--- begin The input ---

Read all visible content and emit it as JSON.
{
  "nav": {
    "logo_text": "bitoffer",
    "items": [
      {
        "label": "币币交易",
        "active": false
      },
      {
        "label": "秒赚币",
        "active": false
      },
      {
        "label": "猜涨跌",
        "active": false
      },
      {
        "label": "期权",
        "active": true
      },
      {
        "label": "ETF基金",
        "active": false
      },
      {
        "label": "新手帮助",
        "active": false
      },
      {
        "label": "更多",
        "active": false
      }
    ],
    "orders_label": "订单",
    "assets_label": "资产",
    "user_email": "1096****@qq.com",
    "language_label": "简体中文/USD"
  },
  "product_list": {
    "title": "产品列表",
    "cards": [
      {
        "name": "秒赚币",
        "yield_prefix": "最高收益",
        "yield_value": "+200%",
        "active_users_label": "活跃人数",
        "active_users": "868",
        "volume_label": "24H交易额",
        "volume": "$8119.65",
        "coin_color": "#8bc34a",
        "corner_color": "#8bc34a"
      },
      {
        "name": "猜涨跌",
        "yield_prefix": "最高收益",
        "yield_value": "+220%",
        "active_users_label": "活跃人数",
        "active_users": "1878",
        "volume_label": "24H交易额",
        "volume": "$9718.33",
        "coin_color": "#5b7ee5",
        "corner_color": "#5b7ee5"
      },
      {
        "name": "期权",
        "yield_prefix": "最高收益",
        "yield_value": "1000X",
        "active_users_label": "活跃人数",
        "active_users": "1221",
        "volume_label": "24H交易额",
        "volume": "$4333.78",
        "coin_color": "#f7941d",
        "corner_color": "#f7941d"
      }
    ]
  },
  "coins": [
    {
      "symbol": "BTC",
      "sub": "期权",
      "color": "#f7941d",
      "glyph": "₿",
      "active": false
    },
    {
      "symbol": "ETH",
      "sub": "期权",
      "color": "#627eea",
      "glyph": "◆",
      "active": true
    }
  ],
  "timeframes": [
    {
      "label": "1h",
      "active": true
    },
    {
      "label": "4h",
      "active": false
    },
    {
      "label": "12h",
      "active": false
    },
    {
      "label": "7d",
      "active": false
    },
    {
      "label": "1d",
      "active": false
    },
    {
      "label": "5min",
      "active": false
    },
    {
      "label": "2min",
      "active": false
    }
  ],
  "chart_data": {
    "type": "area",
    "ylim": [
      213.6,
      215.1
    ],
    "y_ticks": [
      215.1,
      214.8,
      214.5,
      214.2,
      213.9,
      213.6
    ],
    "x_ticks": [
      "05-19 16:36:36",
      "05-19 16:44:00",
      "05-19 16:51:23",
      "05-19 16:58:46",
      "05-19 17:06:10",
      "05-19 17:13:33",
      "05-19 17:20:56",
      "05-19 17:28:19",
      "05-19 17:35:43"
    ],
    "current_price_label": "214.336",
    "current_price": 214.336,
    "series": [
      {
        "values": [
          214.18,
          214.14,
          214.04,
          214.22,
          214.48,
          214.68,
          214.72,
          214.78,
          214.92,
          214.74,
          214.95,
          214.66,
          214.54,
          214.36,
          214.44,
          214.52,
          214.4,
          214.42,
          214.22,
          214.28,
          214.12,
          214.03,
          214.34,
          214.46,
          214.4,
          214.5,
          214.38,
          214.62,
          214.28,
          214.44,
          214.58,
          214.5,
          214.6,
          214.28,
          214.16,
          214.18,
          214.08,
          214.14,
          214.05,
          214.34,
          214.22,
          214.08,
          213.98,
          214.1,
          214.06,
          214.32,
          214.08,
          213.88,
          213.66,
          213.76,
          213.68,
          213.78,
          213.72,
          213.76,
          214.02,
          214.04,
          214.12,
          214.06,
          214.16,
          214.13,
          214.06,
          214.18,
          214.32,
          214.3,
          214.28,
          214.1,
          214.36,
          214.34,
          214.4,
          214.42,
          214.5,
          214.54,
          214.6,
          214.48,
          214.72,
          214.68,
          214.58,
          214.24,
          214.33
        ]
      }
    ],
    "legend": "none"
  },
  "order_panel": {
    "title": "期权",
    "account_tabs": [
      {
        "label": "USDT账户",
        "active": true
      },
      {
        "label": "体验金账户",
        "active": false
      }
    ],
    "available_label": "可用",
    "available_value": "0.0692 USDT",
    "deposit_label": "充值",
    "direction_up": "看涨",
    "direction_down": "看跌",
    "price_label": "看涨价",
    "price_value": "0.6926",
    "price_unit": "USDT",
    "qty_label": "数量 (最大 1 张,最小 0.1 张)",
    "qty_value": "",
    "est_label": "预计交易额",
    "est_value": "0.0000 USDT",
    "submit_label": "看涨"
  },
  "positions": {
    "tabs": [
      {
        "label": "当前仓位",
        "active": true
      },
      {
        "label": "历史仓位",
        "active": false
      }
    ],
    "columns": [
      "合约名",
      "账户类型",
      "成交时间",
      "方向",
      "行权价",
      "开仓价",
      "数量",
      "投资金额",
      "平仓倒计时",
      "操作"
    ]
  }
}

--- end The input ---

## Description of the task
Extract all of the data above without altering anything.

## Answer to the exercise
Read all visible content and emit it as JSON.
{
  "nav": {
    "logo_text": "bitoffer",
    "items": [
      {
        "label": "币币交易",
        "active": false
      },
      {
        "label": "秒赚币",
        "active": false
      },
      {
        "label": "猜涨跌",
        "active": false
      },
      {
        "label": "期权",
        "active": true
      },
      {
        "label": "ETF基金",
        "active": false
      },
      {
        "label": "新手帮助",
        "active": false
      },
      {
        "label": "更多",
        "active": false
      }
    ],
    "orders_label": "订单",
    "assets_label": "资产",
    "user_email": "1096****@qq.com",
    "language_label": "简体中文/USD"
  },
  "product_list": {
    "title": "产品列表",
    "cards": [
      {
        "name": "秒赚币",
        "yield_prefix": "最高收益",
        "yield_value": "+200%",
        "active_users_label": "活跃人数",
        "active_users": "868",
        "volume_label": "24H交易额",
        "volume": "$8119.65",
        "coin_color": "#8bc34a",
        "corner_color": "#8bc34a"
      },
      {
        "name": "猜涨跌",
        "yield_prefix": "最高收益",
        "yield_value": "+220%",
        "active_users_label": "活跃人数",
        "active_users": "1878",
        "volume_label": "24H交易额",
        "volume": "$9718.33",
        "coin_color": "#5b7ee5",
        "corner_color": "#5b7ee5"
      },
      {
        "name": "期权",
        "yield_prefix": "最高收益",
        "yield_value": "1000X",
        "active_users_label": "活跃人数",
        "active_users": "1221",
        "volume_label": "24H交易额",
        "volume": "$4333.78",
        "coin_color": "#f7941d",
        "corner_color": "#f7941d"
      }
    ]
  },
  "coins": [
    {
      "symbol": "BTC",
      "sub": "期权",
      "color": "#f7941d",
      "glyph": "₿",
      "active": false
    },
    {
      "symbol": "ETH",
      "sub": "期权",
      "color": "#627eea",
      "glyph": "◆",
      "active": true
    }
  ],
  "timeframes": [
    {
      "label": "1h",
      "active": true
    },
    {
      "label": "4h",
      "active": false
    },
    {
      "label": "12h",
      "active": false
    },
    {
      "label": "7d",
      "active": false
    },
    {
      "label": "1d",
      "active": false
    },
    {
      "label": "5min",
      "active": false
    },
    {
      "label": "2min",
      "active": false
    }
  ],
  "chart_data": {
    "type": "area",
    "ylim": [
      213.6,
      215.1
    ],
    "y_ticks": [
      215.1,
      214.8,
      214.5,
      214.2,
      213.9,
      213.6
    ],
    "x_ticks": [
      "05-19 16:36:36",
      "05-19 16:44:00",
      "05-19 16:51:23",
      "05-19 16:58:46",
      "05-19 17:06:10",
      "05-19 17:13:33",
      "05-19 17:20:56",
      "05-19 17:28:19",
      "05-19 17:35:43"
    ],
    "current_price_label": "214.336",
    "current_price": 214.336,
    "series": [
      {
        "values": [
          214.18,
          214.14,
          214.04,
          214.22,
          214.48,
          214.68,
          214.72,
          214.78,
          214.92,
          214.74,
          214.95,
          214.66,
          214.54,
          214.36,
          214.44,
          214.52,
          214.4,
          214.42,
          214.22,
          214.28,
          214.12,
          214.03,
          214.34,
          214.46,
          214.4,
          214.5,
          214.38,
          214.62,
          214.28,
          214.44,
          214.58,
          214.5,
          214.6,
          214.28,
          214.16,
          214.18,
          214.08,
          214.14,
          214.05,
          214.34,
          214.22,
          214.08,
          213.98,
          214.1,
          214.06,
          214.32,
          214.08,
          213.88,
          213.66,
          213.76,
          213.68,
          213.78,
          213.72,
          213.76,
          214.02,
          214.04,
          214.12,
          214.06,
          214.16,
          214.13,
          214.06,
          214.18,
          214.32,
          214.3,
          214.28,
          214.1,
          214.36,
          214.34,
          214.4,
          214.42,
          214.5,
          214.54,
          214.6,
          214.48,
          214.72,
          214.68,
          214.58,
          214.24,
          214.33
        ]
      }
    ],
    "legend": "none"
  },
  "order_panel": {
    "title": "期权",
    "account_tabs": [
      {
        "label": "USDT账户",
        "active": true
      },
      {
        "label": "体验金账户",
        "active": false
      }
    ],
    "available_label": "可用",
    "available_value": "0.0692 USDT",
    "deposit_label": "充值",
    "direction_up": "看涨",
    "direction_down": "看跌",
    "price_label": "看涨价",
    "price_value": "0.6926",
    "price_unit": "USDT",
    "qty_label": "数量 (最大 1 张,最小 0.1 张)",
    "qty_value": "",
    "est_label": "预计交易额",
    "est_value": "0.0000 USDT",
    "submit_label": "看涨"
  },
  "positions": {
    "tabs": [
      {
        "label": "当前仓位",
        "active": true
      },
      {
        "label": "历史仓位",
        "active": false
      }
    ],
    "columns": [
      "合约名",
      "账户类型",
      "成交时间",
      "方向",
      "行权价",
      "开仓价",
      "数量",
      "投资金额",
      "平仓倒计时",
      "操作"
    ]
  }
}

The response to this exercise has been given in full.